━━━━━ ENTRIES PROVIDED ━━━━━

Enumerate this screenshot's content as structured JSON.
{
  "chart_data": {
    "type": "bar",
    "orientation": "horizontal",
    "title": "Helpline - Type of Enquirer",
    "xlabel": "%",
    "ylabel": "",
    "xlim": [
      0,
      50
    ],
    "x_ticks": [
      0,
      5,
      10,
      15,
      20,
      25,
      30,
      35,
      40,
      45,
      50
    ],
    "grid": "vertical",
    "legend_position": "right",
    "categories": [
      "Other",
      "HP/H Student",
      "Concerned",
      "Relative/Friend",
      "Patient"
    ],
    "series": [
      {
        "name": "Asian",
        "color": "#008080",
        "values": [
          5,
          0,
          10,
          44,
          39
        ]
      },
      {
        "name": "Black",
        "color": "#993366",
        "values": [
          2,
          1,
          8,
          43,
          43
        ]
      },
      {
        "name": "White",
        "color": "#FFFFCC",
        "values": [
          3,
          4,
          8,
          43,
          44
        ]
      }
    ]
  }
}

━━━━━

* _THE TASK_
Output the lines above verbatim and in full.

* _EXERCISE OUTPUT_
Enumerate this screenshot's content as structured JSON.
{
  "chart_data": {
    "type": "bar",
    "orientation": "horizontal",
    "title": "Helpline - Type of Enquirer",
    "xlabel": "%",
    "ylabel": "",
    "xlim": [
      0,
      50
    ],
    "x_ticks": [
      0,
      5,
      10,
      15,
      20,
      25,
      30,
      35,
      40,
      45,
      50
    ],
    "grid": "vertical",
    "legend_position": "right",
    "categories": [
      "Other",
      "HP/H Student",
      "Concerned",
      "Relative/Friend",
      "Patient"
    ],
    "series": [
      {
        "name": "Asian",
        "color": "#008080",
        "values": [
          5,
          0,
          10,
          44,
          39
        ]
      },
      {
        "name": "Black",
        "color": "#993366",
        "values": [
          2,
          1,
          8,
          43,
          43
        ]
      },
      {
        "name": "White",
        "color": "#FFFFCC",
        "values": [
          3,
          4,
          8,
          43,
          44
        ]
      }
    ]
  }
}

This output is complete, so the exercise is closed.